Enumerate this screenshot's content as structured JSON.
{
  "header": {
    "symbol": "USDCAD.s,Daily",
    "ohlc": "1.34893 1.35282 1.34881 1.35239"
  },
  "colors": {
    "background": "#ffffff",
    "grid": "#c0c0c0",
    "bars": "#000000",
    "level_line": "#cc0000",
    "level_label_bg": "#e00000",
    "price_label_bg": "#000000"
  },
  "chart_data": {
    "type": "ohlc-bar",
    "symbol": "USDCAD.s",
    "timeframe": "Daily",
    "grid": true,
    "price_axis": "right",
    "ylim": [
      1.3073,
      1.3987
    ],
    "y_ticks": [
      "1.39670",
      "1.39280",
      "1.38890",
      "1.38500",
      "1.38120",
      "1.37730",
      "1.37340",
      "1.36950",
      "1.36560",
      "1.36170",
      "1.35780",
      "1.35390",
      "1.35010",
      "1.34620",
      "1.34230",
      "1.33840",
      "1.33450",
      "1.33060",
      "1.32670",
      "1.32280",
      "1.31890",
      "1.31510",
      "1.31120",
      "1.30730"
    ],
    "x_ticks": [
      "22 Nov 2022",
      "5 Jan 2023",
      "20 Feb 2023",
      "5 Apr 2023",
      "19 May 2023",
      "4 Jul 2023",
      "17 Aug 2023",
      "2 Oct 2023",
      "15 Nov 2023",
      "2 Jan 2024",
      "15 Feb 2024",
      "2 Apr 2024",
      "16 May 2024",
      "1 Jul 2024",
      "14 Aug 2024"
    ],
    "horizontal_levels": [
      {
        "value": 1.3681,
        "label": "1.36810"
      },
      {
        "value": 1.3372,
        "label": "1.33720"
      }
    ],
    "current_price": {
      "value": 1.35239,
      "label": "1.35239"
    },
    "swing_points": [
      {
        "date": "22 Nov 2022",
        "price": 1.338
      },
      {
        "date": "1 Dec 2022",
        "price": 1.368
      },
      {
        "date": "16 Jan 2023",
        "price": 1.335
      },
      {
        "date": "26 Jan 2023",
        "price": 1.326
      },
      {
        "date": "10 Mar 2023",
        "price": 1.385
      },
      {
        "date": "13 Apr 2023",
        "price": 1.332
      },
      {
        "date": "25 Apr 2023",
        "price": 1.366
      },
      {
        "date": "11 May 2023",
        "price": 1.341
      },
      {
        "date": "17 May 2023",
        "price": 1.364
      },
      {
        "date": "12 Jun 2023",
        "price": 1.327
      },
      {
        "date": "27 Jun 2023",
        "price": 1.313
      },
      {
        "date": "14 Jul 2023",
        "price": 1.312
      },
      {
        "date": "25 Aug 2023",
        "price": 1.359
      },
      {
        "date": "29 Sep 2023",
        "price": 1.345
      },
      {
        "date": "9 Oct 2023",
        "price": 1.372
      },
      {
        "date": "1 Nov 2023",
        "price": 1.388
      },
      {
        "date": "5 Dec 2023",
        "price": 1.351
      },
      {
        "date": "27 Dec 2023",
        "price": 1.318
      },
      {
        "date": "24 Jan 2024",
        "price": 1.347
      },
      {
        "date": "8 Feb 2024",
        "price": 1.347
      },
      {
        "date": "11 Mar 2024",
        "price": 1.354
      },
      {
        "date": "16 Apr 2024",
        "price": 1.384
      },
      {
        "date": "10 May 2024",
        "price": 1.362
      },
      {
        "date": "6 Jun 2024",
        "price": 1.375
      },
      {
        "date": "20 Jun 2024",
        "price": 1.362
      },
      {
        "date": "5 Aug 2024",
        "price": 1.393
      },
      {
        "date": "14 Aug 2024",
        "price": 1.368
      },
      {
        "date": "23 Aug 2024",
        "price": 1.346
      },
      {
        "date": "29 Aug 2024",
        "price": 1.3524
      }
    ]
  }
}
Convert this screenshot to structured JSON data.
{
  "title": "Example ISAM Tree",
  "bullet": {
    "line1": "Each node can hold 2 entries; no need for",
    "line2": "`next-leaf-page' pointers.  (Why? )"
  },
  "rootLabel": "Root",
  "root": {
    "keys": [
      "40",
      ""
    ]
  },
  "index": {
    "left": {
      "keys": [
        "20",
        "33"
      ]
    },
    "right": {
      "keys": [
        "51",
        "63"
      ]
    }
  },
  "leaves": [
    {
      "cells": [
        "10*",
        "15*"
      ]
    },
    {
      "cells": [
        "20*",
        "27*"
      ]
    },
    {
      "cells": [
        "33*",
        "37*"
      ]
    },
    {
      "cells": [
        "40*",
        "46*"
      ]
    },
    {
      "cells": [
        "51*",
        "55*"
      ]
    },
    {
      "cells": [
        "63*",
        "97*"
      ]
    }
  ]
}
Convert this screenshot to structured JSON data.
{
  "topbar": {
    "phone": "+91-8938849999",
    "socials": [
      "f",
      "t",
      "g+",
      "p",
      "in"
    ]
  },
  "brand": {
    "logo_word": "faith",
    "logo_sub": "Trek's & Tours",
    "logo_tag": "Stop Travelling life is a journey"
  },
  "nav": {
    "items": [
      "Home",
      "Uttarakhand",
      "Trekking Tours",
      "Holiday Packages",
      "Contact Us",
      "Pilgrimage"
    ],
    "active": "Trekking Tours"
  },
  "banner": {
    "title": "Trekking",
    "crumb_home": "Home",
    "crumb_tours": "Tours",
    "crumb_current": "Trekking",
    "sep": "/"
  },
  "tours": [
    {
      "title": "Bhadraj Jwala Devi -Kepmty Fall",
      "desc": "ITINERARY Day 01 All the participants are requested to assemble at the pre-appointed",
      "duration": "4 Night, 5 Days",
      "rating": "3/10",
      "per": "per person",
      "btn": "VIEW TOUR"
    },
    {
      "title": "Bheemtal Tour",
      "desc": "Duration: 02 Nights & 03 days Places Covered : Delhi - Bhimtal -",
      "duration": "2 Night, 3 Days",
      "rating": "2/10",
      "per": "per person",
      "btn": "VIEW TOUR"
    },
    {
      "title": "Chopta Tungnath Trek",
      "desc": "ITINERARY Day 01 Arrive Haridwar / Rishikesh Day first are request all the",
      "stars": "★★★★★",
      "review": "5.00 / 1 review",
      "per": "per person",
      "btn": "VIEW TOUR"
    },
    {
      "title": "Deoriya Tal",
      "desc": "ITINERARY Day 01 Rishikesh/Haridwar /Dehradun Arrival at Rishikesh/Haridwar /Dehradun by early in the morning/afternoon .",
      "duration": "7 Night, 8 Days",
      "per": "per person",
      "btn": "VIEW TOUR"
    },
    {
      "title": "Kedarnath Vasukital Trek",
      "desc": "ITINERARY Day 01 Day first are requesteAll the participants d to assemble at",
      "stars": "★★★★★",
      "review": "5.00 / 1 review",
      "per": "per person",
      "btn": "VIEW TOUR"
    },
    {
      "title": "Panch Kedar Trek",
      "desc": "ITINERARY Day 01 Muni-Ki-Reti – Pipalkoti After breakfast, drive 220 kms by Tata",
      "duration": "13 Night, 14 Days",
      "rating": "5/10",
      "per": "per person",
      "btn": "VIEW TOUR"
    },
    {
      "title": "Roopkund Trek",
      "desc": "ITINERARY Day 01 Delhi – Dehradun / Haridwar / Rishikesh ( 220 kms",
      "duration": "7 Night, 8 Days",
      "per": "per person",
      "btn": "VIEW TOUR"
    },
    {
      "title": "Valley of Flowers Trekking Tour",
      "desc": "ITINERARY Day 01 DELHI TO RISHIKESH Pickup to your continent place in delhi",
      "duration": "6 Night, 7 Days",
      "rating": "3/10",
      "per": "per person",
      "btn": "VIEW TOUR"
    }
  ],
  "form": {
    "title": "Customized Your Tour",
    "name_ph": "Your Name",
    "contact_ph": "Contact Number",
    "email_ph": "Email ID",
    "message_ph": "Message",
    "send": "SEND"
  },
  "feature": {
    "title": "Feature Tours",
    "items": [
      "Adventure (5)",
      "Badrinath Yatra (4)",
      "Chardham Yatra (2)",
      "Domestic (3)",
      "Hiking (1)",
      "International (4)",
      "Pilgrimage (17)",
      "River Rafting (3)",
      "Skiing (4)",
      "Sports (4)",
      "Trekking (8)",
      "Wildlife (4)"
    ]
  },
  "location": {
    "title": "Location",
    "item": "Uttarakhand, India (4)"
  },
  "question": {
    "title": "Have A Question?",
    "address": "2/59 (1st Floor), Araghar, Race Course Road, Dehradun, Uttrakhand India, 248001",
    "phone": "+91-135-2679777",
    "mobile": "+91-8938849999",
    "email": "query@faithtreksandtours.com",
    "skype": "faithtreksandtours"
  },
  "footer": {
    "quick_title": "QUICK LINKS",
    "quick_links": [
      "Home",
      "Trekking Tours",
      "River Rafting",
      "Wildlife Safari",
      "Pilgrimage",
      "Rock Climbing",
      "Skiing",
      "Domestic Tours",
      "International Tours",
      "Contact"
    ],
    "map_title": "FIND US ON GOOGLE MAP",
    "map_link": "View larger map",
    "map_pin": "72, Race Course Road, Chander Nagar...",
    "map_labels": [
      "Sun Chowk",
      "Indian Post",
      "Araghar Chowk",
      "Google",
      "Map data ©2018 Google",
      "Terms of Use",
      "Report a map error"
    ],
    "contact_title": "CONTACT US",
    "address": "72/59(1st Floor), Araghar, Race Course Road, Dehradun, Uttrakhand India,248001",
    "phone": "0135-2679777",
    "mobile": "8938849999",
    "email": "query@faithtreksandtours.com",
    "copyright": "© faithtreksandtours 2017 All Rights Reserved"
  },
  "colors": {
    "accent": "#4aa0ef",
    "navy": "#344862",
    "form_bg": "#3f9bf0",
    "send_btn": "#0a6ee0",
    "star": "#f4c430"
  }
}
* * *
→ **EXERCISE REQUIREMENTS**: Search the lines above for the string "Uttrakhand", then show every one that has it.

→ **SOLUTION FOR THIS EXERCISE**:
    "address": "2/59 (1st Floor), Araghar, Race Course Road, Dehradun, Uttrakhand India, 248001",
    "address": "72/59(1st Floor), Araghar, Race Course Road, Dehradun, Uttrakhand India,248001",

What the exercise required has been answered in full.